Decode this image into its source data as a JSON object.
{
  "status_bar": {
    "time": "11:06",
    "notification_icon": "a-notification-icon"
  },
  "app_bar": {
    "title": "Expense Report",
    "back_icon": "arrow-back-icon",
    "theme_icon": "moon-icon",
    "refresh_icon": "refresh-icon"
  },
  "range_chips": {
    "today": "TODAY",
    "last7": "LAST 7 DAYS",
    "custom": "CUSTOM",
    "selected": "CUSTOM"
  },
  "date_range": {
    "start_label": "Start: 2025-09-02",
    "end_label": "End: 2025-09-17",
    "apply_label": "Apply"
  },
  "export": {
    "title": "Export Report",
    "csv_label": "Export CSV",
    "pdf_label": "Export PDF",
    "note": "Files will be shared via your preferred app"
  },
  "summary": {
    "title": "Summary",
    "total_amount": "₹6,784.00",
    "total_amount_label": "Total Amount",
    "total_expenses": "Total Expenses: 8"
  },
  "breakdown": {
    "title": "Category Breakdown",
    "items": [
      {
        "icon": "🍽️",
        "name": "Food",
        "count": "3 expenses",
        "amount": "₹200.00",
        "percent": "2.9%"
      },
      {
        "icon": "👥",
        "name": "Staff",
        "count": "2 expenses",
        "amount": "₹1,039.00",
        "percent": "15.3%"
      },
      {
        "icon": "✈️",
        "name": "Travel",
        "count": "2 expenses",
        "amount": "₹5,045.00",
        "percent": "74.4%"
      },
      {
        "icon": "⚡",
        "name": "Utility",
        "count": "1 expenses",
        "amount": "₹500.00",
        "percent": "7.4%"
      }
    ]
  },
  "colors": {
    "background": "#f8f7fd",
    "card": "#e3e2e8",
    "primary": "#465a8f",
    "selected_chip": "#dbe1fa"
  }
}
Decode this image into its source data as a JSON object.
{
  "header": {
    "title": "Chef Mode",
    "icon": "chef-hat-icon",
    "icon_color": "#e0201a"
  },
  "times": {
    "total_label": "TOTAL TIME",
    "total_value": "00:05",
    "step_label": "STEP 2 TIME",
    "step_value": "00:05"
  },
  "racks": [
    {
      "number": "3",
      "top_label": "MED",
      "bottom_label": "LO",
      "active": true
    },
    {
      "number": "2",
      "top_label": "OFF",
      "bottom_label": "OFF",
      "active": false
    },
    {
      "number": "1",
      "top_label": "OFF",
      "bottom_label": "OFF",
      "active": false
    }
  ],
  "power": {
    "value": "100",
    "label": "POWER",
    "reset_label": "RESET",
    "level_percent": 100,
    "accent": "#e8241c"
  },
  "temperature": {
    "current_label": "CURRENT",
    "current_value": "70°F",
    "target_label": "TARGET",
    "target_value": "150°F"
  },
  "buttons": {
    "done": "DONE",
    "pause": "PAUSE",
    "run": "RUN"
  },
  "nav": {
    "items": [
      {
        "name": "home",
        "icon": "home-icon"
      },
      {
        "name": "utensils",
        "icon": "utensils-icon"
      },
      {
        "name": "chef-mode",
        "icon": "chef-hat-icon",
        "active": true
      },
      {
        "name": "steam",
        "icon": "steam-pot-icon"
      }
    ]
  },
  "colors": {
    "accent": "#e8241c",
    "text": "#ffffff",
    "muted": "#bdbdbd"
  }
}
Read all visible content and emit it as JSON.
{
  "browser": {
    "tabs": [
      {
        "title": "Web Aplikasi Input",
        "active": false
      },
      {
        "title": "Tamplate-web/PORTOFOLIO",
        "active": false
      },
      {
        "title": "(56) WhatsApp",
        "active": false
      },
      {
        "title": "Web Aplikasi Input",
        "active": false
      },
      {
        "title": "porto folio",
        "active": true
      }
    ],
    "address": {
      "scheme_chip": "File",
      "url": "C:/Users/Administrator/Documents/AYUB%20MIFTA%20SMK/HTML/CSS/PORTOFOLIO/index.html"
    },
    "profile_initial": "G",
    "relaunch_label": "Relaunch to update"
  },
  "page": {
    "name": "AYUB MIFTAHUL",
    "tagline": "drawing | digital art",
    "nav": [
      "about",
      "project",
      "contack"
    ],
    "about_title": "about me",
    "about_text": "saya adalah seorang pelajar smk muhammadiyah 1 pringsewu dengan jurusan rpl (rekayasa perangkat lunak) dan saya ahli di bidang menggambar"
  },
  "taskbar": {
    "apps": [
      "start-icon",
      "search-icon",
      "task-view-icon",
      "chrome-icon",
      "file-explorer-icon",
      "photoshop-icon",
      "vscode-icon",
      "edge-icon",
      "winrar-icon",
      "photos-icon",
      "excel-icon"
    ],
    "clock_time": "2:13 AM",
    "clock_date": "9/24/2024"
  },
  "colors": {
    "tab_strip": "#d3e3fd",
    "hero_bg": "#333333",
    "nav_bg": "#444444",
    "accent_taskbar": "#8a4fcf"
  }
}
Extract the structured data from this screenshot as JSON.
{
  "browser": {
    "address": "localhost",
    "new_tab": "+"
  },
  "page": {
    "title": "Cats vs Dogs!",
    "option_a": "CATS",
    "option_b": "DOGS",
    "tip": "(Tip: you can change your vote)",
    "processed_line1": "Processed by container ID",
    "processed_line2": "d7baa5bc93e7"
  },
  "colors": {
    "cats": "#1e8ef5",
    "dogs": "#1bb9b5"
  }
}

Task to complete
Write out every record shown above, word for word.

Finished answer
Decode this image into its source data as a JSON object.
{
  "status_bar": {
    "time": "11:06",
    "notification_icon": "a-notification-icon"
  },
  "app_bar": {
    "title": "Expense Report",
    "back_icon": "arrow-back-icon",
    "theme_icon": "moon-icon",
    "refresh_icon": "refresh-icon"
  },
  "range_chips": {
    "today": "TODAY",
    "last7": "LAST 7 DAYS",
    "custom": "CUSTOM",
    "selected": "CUSTOM"
  },
  "date_range": {
    "start_label": "Start: 2025-09-02",
    "end_label": "End: 2025-09-17",
    "apply_label": "Apply"
  },
  "export": {
    "title": "Export Report",
    "csv_label": "Export CSV",
    "pdf_label": "Export PDF",
    "note": "Files will be shared via your preferred app"
  },
  "summary": {
    "title": "Summary",
    "total_amount": "₹6,784.00",
    "total_amount_label": "Total Amount",
    "total_expenses": "Total Expenses: 8"
  },
  "breakdown": {
    "title": "Category Breakdown",
    "items": [
      {
        "icon": "🍽️",
        "name": "Food",
        "count": "3 expenses",
        "amount": "₹200.00",
        "percent": "2.9%"
      },
      {
        "icon": "👥",
        "name": "Staff",
        "count": "2 expenses",
        "amount": "₹1,039.00",
        "percent": "15.3%"
      },
      {
        "icon": "✈️",
        "name": "Travel",
        "count": "2 expenses",
        "amount": "₹5,045.00",
        "percent": "74.4%"
      },
      {
        "icon": "⚡",
        "name": "Utility",
        "count": "1 expenses",
        "amount": "₹500.00",
        "percent": "7.4%"
      }
    ]
  },
  "colors": {
    "background": "#f8f7fd",
    "card": "#e3e2e8",
    "primary": "#465a8f",
    "selected_chip": "#dbe1fa"
  }
}
Decode this image into its source data as a JSON object.
{
  "header": {
    "title": "Chef Mode",
    "icon": "chef-hat-icon",
    "icon_color": "#e0201a"
  },
  "times": {
    "total_label": "TOTAL TIME",
    "total_value": "00:05",
    "step_label": "STEP 2 TIME",
    "step_value": "00:05"
  },
  "racks": [
    {
      "number": "3",
      "top_label": "MED",
      "bottom_label": "LO",
      "active": true
    },
    {
      "number": "2",
      "top_label": "OFF",
      "bottom_label": "OFF",
      "active": false
    },
    {
      "number": "1",
      "top_label": "OFF",
      "bottom_label": "OFF",
      "active": false
    }
  ],
  "power": {
    "value": "100",
    "label": "POWER",
    "reset_label": "RESET",
    "level_percent": 100,
    "accent": "#e8241c"
  },
  "temperature": {
    "current_label": "CURRENT",
    "current_value": "70°F",
    "target_label": "TARGET",
    "target_value": "150°F"
  },
  "buttons": {
    "done": "DONE",
    "pause": "PAUSE",
    "run": "RUN"
  },
  "nav": {
    "items": [
      {
        "name": "home",
        "icon": "home-icon"
      },
      {
        "name": "utensils",
        "icon": "utensils-icon"
      },
      {
        "name": "chef-mode",
        "icon": "chef-hat-icon",
        "active": true
      },
      {
        "name": "steam",
        "icon": "steam-pot-icon"
      }
    ]
  },
  "colors": {
    "accent": "#e8241c",
    "text": "#ffffff",
    "muted": "#bdbdbd"
  }
}
Read all visible content and emit it as JSON.
{
  "browser": {
    "tabs": [
      {
        "title": "Web Aplikasi Input",
        "active": false
      },
      {
        "title": "Tamplate-web/PORTOFOLIO",
        "active": false
      },
      {
        "title": "(56) WhatsApp",
        "active": false
      },
      {
        "title": "Web Aplikasi Input",
        "active": false
      },
      {
        "title": "porto folio",
        "active": true
      }
    ],
    "address": {
      "scheme_chip": "File",
      "url": "C:/Users/Administrator/Documents/AYUB%20MIFTA%20SMK/HTML/CSS/PORTOFOLIO/index.html"
    },
    "profile_initial": "G",
    "relaunch_label": "Relaunch to update"
  },
  "page": {
    "name": "AYUB MIFTAHUL",
    "tagline": "drawing | digital art",
    "nav": [
      "about",
      "project",
      "contack"
    ],
    "about_title": "about me",
    "about_text": "saya adalah seorang pelajar smk muhammadiyah 1 pringsewu dengan jurusan rpl (rekayasa perangkat lunak) dan saya ahli di bidang menggambar"
  },
  "taskbar": {
    "apps": [
      "start-icon",
      "search-icon",
      "task-view-icon",
      "chrome-icon",
      "file-explorer-icon",
      "photoshop-icon",
      "vscode-icon",
      "edge-icon",
      "winrar-icon",
      "photos-icon",
      "excel-icon"
    ],
    "clock_time": "2:13 AM",
    "clock_date": "9/24/2024"
  },
  "colors": {
    "tab_strip": "#d3e3fd",
    "hero_bg": "#333333",
    "nav_bg": "#444444",
    "accent_taskbar": "#8a4fcf"
  }
}
Extract the structured data from this screenshot as JSON.
{
  "browser": {
    "address": "localhost",
    "new_tab": "+"
  },
  "page": {
    "title": "Cats vs Dogs!",
    "option_a": "CATS",
    "option_b": "DOGS",
    "tip": "(Tip: you can change your vote)",
    "processed_line1": "Processed by container ID",
    "processed_line2": "d7baa5bc93e7"
  },
  "colors": {
    "cats": "#1e8ef5",
    "dogs": "#1bb9b5"
  }
}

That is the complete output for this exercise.